Stored data entries
----
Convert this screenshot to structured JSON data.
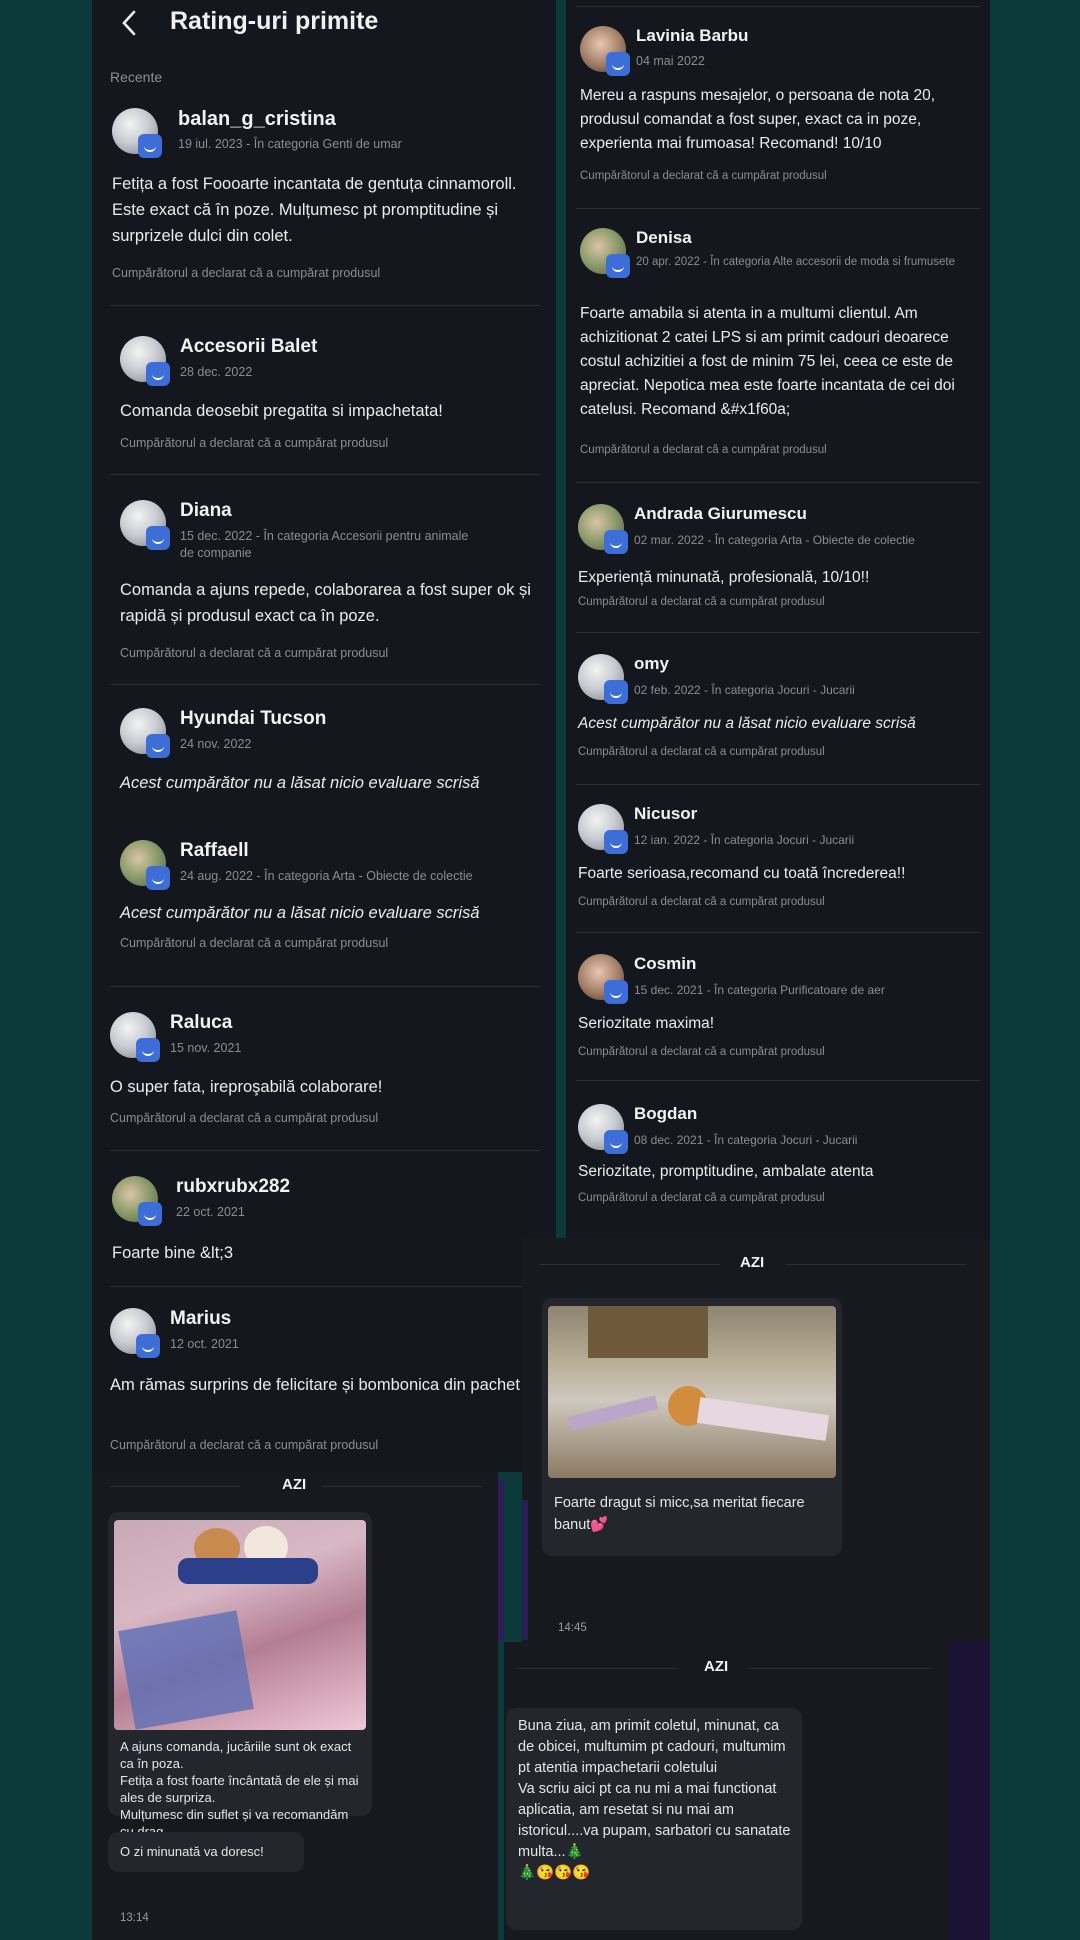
{
  "header": {
    "title": "Rating-uri primite",
    "section": "Recente"
  },
  "footer_text": "Cumpărătorul a declarat că a cumpărat produsul",
  "left_reviews": [
    {
      "name": "balan_g_cristina",
      "meta": "19 iul. 2023 - În categoria Genti de umar",
      "text": "Fetița a fost Foooarte incantata de gentuța cinnamoroll. Este exact că în poze. Mulțumesc pt promptitudine și surprizele dulci din colet.",
      "footer": "Cumpărătorul a declarat că a cumpărat produsul"
    },
    {
      "name": "Accesorii Balet",
      "meta": "28 dec. 2022",
      "text": "Comanda deosebit pregatita si impachetata!",
      "footer": "Cumpărătorul a declarat că a cumpărat produsul"
    },
    {
      "name": "Diana",
      "meta": "15 dec. 2022 - În categoria Accesorii pentru animale de companie",
      "text": "Comanda a ajuns repede, colaborarea a fost super ok și rapidă și produsul exact ca în poze.",
      "footer": "Cumpărătorul a declarat că a cumpărat produsul"
    },
    {
      "name": "Hyundai Tucson",
      "meta": "24 nov. 2022",
      "text": "Acest cumpărător nu a lăsat nicio evaluare scrisă",
      "footer": ""
    },
    {
      "name": "Raffaell",
      "meta": "24 aug. 2022 - În categoria Arta - Obiecte de colectie",
      "text": "Acest cumpărător nu a lăsat nicio evaluare scrisă",
      "footer": "Cumpărătorul a declarat că a cumpărat produsul"
    },
    {
      "name": "Raluca",
      "meta": "15 nov. 2021",
      "text": "O super fata,  ireproşabilă colaborare!",
      "footer": "Cumpărătorul a declarat că a cumpărat produsul"
    },
    {
      "name": "rubxrubx282",
      "meta": "22 oct. 2021",
      "text": "Foarte bine &lt;3",
      "footer": ""
    },
    {
      "name": "Marius",
      "meta": "12 oct. 2021",
      "text": "Am rămas surprins de felicitare și bombonica din pachet",
      "footer": "Cumpărătorul a declarat că a cumpărat produsul"
    }
  ],
  "right_reviews": [
    {
      "name": "Lavinia Barbu",
      "meta": "04 mai 2022",
      "text": "Mereu a raspuns mesajelor, o persoana de nota 20, produsul comandat a fost super, exact ca in poze, experienta mai frumoasa! Recomand! 10/10",
      "footer": "Cumpărătorul a declarat că a cumpărat produsul"
    },
    {
      "name": "Denisa",
      "meta": "20 apr. 2022 - În categoria Alte accesorii de moda si frumusete",
      "text": "Foarte amabila si atenta in a multumi clientul. Am achizitionat 2 catei LPS si am primit cadouri deoarece costul achizitiei a fost de minim 75 lei, ceea ce este de apreciat. Nepotica mea este foarte incantata de cei doi catelusi. Recomand &#x1f60a;",
      "footer": "Cumpărătorul a declarat că a cumpărat produsul"
    },
    {
      "name": "Andrada Giurumescu",
      "meta": "02 mar. 2022 - În categoria Arta - Obiecte de colectie",
      "text": "Experiență minunată, profesională, 10/10!!",
      "footer": "Cumpărătorul a declarat că a cumpărat produsul"
    },
    {
      "name": "omy",
      "meta": "02 feb. 2022 - În categoria Jocuri - Jucarii",
      "text": "Acest cumpărător nu a lăsat nicio evaluare scrisă",
      "footer": "Cumpărătorul a declarat că a cumpărat produsul"
    },
    {
      "name": "Nicusor",
      "meta": "12 ian. 2022 - În categoria Jocuri - Jucarii",
      "text": "Foarte serioasa,recomand cu toată încrederea!!",
      "footer": "Cumpărătorul a declarat că a cumpărat produsul"
    },
    {
      "name": "Cosmin",
      "meta": "15 dec. 2021 - În categoria Purificatoare de aer",
      "text": "Seriozitate maxima!",
      "footer": "Cumpărătorul a declarat că a cumpărat produsul"
    },
    {
      "name": "Bogdan",
      "meta": "08 dec. 2021 - În categoria Jocuri - Jucarii",
      "text": "Seriozitate, promptitudine, ambalate atenta",
      "footer": "Cumpărătorul a declarat că a cumpărat produsul"
    }
  ],
  "chat1": {
    "day": "AZI",
    "message": "A ajuns comanda, jucăriile sunt ok exact ca în poza.\n Fetița a fost foarte încântată de ele și mai ales de surpriza.\nMulțumesc din suflet și va recomandăm cu drag",
    "message2": "O zi minunată va doresc!",
    "time": "13:14"
  },
  "chat2": {
    "day": "AZI",
    "message": "Foarte dragut si micc,sa meritat fiecare banut💕",
    "time": "14:45"
  },
  "chat3": {
    "day": "AZI",
    "message": "Buna ziua, am primit coletul, minunat, ca de obicei, multumim pt cadouri, multumim pt atentia impachetarii coletului\nVa scriu aici pt ca nu mi a mai functionat aplicatia, am resetat si nu mai am istoricul....va pupam, sarbatori cu sanatate multa...🎄\n🎄😘😘😘"
  },
  "colors": {
    "background": "#0c3a3b",
    "panel": "#14171e",
    "badge": "#3d6ed8"
  }
}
----
TASK PROMPT: Copy all the lines of data exactly as they appear, dropping any images.

EXERCISE SOLUTION:
Convert this screenshot to structured JSON data.
{
  "header": {
    "title": "Rating-uri primite",
    "section": "Recente"
  },
  "footer_text": "Cumpărătorul a declarat că a cumpărat produsul",
  "left_reviews": [
    {
      "name": "balan_g_cristina",
      "meta": "19 iul. 2023 - În categoria Genti de umar",
      "text": "Fetița a fost Foooarte incantata de gentuța cinnamoroll. Este exact că în poze. Mulțumesc pt promptitudine și surprizele dulci din colet.",
      "footer": "Cumpărătorul a declarat că a cumpărat produsul"
    },
    {
      "name": "Accesorii Balet",
      "meta": "28 dec. 2022",
      "text": "Comanda deosebit pregatita si impachetata!",
      "footer": "Cumpărătorul a declarat că a cumpărat produsul"
    },
    {
      "name": "Diana",
      "meta": "15 dec. 2022 - În categoria Accesorii pentru animale de companie",
      "text": "Comanda a ajuns repede, colaborarea a fost super ok și rapidă și produsul exact ca în poze.",
      "footer": "Cumpărătorul a declarat că a cumpărat produsul"
    },
    {
      "name": "Hyundai Tucson",
      "meta": "24 nov. 2022",
      "text": "Acest cumpărător nu a lăsat nicio evaluare scrisă",
      "footer": ""
    },
    {
      "name": "Raffaell",
      "meta": "24 aug. 2022 - În categoria Arta - Obiecte de colectie",
      "text": "Acest cumpărător nu a lăsat nicio evaluare scrisă",
      "footer": "Cumpărătorul a declarat că a cumpărat produsul"
    },
    {
      "name": "Raluca",
      "meta": "15 nov. 2021",
      "text": "O super fata,  ireproşabilă colaborare!",
      "footer": "Cumpărătorul a declarat că a cumpărat produsul"
    },
    {
      "name": "rubxrubx282",
      "meta": "22 oct. 2021",
      "text": "Foarte bine &lt;3",
      "footer": ""
    },
    {
      "name": "Marius",
      "meta": "12 oct. 2021",
      "text": "Am rămas surprins de felicitare și bombonica din pachet",
      "footer": "Cumpărătorul a declarat că a cumpărat produsul"
    }
  ],
  "right_reviews": [
    {
      "name": "Lavinia Barbu",
      "meta": "04 mai 2022",
      "text": "Mereu a raspuns mesajelor, o persoana de nota 20, produsul comandat a fost super, exact ca in poze, experienta mai frumoasa! Recomand! 10/10",
      "footer": "Cumpărătorul a declarat că a cumpărat produsul"
    },
    {
      "name": "Denisa",
      "meta": "20 apr. 2022 - În categoria Alte accesorii de moda si frumusete",
      "text": "Foarte amabila si atenta in a multumi clientul. Am achizitionat 2 catei LPS si am primit cadouri deoarece costul achizitiei a fost de minim 75 lei, ceea ce este de apreciat. Nepotica mea este foarte incantata de cei doi catelusi. Recomand &#x1f60a;",
      "footer": "Cumpărătorul a declarat că a cumpărat produsul"
    },
    {
      "name": "Andrada Giurumescu",
      "meta": "02 mar. 2022 - În categoria Arta - Obiecte de colectie",
      "text": "Experiență minunată, profesională, 10/10!!",
      "footer": "Cumpărătorul a declarat că a cumpărat produsul"
    },
    {
      "name": "omy",
      "meta": "02 feb. 2022 - În categoria Jocuri - Jucarii",
      "text": "Acest cumpărător nu a lăsat nicio evaluare scrisă",
      "footer": "Cumpărătorul a declarat că a cumpărat produsul"
    },
    {
      "name": "Nicusor",
      "meta": "12 ian. 2022 - În categoria Jocuri - Jucarii",
      "text": "Foarte serioasa,recomand cu toată încrederea!!",
      "footer": "Cumpărătorul a declarat că a cumpărat produsul"
    },
    {
      "name": "Cosmin",
      "meta": "15 dec. 2021 - În categoria Purificatoare de aer",
      "text": "Seriozitate maxima!",
      "footer": "Cumpărătorul a declarat că a cumpărat produsul"
    },
    {
      "name": "Bogdan",
      "meta": "08 dec. 2021 - În categoria Jocuri - Jucarii",
      "text": "Seriozitate, promptitudine, ambalate atenta",
      "footer": "Cumpărătorul a declarat că a cumpărat produsul"
    }
  ],
  "chat1": {
    "day": "AZI",
    "message": "A ajuns comanda, jucăriile sunt ok exact ca în poza.\n Fetița a fost foarte încântată de ele și mai ales de surpriza.\nMulțumesc din suflet și va recomandăm cu drag",
    "message2": "O zi minunată va doresc!",
    "time": "13:14"
  },
  "chat2": {
    "day": "AZI",
    "message": "Foarte dragut si micc,sa meritat fiecare banut💕",
    "time": "14:45"
  },
  "chat3": {
    "day": "AZI",
    "message": "Buna ziua, am primit coletul, minunat, ca de obicei, multumim pt cadouri, multumim pt atentia impachetarii coletului\nVa scriu aici pt ca nu mi a mai functionat aplicatia, am resetat si nu mai am istoricul....va pupam, sarbatori cu sanatate multa...🎄\n🎄😘😘😘"
  },
  "colors": {
    "background": "#0c3a3b",
    "panel": "#14171e",
    "badge": "#3d6ed8"
  }
}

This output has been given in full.